--- start ---

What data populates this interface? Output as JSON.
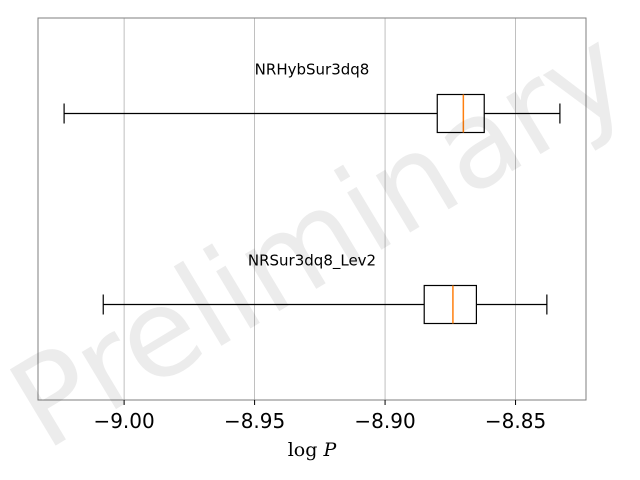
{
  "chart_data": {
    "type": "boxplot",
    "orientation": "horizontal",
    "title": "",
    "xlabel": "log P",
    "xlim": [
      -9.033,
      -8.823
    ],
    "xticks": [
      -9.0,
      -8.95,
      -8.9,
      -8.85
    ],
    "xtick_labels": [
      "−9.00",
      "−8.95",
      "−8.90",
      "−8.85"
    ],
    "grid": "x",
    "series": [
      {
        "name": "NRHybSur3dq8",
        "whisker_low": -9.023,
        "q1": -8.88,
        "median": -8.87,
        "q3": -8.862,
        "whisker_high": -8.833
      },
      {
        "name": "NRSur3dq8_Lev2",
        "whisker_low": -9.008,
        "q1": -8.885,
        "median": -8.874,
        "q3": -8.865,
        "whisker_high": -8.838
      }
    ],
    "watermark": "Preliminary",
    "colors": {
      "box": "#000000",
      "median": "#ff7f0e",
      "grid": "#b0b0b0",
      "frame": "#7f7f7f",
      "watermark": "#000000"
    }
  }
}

--- end ---

### REQUIRED TASK
In the listing above, locate each line with "name" and copy it.

### RESPONSE FOR THIS EXERCISE
        "name": "NRHybSur3dq8",
        "name": "NRSur3dq8_Lev2",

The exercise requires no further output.